[Data items]
■ ■ ■ ■

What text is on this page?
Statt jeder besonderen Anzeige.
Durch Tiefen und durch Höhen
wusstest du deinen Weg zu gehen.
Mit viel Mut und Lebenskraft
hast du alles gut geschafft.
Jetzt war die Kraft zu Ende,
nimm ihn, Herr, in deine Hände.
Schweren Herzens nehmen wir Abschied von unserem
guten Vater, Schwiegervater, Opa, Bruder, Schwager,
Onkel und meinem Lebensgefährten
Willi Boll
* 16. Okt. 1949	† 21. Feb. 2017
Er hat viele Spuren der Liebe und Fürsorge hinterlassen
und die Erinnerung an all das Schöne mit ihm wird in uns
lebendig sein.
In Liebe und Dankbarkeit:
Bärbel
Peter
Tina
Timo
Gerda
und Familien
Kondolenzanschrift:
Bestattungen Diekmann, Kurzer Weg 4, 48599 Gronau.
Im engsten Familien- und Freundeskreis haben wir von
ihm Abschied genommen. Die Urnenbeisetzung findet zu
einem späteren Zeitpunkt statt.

■ ■ ■ ■

**How to complete this task:**
Among the lines above, which contain the word "Liebe"? Copy every one.

**Solution to the exercise:**
Er hat viele Spuren der Liebe und Fürsorge hinterlassen
In Liebe und Dankbarkeit:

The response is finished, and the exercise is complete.